Nine major European banks, including UniCredit of Italy and Raiffeisen Bank International of Austria, have announced the creation of a joint company to issue a cryptocurrency denominated in euros and backed by traditional financial assets.
Alongside UniCredit and Raiffeisen, the consortium includes Belgium’s KBC, Denmark’s Danske Bank, Germany’s DekaBank, Sweden’s SEB, and Spain’s CaixaBank. Additional banks may join, according to the official statement.
The new company will be headquartered in the Netherlands and operate under the supervision of the Dutch central bank, with a license as an electronic money institution.
The launch of the euro-backed cryptocurrency is scheduled for the second half of 2026, in compliance with the EU’s MiCA regulation on crypto-assets. According to DekaBank’s spokesperson, the initiative aims to enable fast, low-cost, 24/7 payments across Europe.
To minimize volatility, the cryptocurrency will be tied to standard currencies such as the euro or the US dollar, and in some cases backed by gold, silver, or financial instruments.
The consortium emphasizes that blockchain technology will guarantee a transparent and publicly available ledger of all transactions. Currently, the global market for asset-backed digital currencies is dominated by U.S. companies such as Tether, Circle, and Ripple.

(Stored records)

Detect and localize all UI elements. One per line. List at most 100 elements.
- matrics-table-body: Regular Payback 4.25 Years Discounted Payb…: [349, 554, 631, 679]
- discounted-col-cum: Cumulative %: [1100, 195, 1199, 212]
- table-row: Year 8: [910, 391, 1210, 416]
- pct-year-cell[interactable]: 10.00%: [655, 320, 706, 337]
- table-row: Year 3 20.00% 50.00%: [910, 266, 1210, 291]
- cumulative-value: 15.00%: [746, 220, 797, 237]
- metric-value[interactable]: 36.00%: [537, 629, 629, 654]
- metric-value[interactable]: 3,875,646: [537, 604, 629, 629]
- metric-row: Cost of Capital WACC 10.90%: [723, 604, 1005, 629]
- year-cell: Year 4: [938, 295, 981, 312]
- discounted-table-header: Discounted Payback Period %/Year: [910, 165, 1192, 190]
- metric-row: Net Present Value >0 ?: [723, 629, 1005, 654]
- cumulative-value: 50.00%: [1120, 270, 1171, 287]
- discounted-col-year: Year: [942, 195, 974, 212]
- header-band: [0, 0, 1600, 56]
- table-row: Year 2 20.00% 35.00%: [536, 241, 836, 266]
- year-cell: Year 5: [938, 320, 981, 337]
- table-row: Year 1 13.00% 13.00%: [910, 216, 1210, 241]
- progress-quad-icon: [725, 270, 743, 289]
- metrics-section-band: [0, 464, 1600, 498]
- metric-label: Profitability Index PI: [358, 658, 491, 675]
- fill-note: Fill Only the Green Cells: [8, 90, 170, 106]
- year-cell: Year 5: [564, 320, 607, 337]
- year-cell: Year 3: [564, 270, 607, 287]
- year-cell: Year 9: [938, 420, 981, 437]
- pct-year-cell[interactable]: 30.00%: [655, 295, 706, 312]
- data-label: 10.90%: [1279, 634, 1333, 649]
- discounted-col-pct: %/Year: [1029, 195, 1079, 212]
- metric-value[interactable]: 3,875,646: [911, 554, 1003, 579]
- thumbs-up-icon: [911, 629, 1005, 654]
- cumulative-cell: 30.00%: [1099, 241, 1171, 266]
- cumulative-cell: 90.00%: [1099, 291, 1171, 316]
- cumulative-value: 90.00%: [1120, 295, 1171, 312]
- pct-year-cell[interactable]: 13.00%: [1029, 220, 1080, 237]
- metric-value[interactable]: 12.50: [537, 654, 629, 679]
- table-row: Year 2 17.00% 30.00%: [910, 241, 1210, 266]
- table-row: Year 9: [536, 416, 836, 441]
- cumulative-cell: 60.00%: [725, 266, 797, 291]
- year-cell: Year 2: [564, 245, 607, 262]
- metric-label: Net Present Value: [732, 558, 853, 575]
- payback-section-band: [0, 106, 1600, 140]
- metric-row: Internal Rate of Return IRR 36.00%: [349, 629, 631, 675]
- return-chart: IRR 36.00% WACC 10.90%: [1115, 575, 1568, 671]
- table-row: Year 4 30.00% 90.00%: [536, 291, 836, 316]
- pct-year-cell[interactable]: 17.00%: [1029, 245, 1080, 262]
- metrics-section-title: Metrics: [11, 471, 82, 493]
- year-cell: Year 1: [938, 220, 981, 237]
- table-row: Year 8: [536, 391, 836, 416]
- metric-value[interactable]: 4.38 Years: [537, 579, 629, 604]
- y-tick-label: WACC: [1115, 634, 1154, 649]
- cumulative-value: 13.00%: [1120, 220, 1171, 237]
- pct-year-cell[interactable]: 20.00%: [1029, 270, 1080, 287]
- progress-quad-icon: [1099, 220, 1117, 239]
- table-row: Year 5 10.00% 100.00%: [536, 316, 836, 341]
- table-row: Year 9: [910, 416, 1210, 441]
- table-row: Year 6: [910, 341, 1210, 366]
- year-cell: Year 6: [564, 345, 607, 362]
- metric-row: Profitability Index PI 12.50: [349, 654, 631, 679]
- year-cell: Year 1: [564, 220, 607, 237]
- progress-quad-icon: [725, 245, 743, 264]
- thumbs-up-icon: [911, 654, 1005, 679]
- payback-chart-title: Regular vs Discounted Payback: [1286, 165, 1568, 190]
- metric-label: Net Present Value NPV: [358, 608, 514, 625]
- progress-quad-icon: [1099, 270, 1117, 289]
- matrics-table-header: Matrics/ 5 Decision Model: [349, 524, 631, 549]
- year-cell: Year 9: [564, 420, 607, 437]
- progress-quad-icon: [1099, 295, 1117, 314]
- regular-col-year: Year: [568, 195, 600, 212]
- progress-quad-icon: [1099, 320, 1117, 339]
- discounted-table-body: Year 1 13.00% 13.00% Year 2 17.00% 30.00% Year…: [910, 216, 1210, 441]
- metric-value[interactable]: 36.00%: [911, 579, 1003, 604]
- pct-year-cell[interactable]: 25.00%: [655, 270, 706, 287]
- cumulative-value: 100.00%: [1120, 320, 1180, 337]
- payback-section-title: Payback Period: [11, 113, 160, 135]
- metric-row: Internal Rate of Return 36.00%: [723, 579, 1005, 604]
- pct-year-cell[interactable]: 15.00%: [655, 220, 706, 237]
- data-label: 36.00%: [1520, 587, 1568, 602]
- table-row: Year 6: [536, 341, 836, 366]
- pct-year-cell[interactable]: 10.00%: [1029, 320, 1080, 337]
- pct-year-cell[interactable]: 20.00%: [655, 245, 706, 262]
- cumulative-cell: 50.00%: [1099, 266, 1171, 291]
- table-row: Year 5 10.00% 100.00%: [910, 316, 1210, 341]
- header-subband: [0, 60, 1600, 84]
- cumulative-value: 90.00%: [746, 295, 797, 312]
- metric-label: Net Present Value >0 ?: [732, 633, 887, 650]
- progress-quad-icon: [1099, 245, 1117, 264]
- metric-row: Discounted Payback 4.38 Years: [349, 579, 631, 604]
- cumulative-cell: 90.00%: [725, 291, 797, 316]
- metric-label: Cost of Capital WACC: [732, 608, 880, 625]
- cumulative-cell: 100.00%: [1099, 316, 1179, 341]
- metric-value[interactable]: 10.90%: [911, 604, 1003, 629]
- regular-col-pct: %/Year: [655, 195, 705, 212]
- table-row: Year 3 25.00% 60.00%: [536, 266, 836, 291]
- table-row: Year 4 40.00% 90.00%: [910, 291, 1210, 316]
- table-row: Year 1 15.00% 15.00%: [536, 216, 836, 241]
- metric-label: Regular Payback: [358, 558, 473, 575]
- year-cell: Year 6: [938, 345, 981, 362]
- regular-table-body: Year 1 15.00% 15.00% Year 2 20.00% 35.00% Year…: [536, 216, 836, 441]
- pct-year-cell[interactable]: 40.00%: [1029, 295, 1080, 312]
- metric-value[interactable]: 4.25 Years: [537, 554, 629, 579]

### WHAT THIS EXERCISE ASKS
A - Do the following statements agree with the article on the euro cryptocurrency? Answer yes or no for each, quoting the words of the article that decide it. (i) The new company will be headquartered in Belgium. (ii) The launch is planned for the second half of 2026. (iii) No further banks can join the consortium.
B - According to the article on the euro cryptocurrency, which EU regulation will the launch comply with?

### TASK-BY-TASK SOLUTIONS
A -
(i) No: "The new company will be headquartered in the Netherlands."
(ii) Yes: "The launch of the euro-backed cryptocurrency is scheduled for the second half of 2026."
(iii) No: "Additional banks may join, according to the official statement."

B - The EU's MiCA regulation on crypto-assets.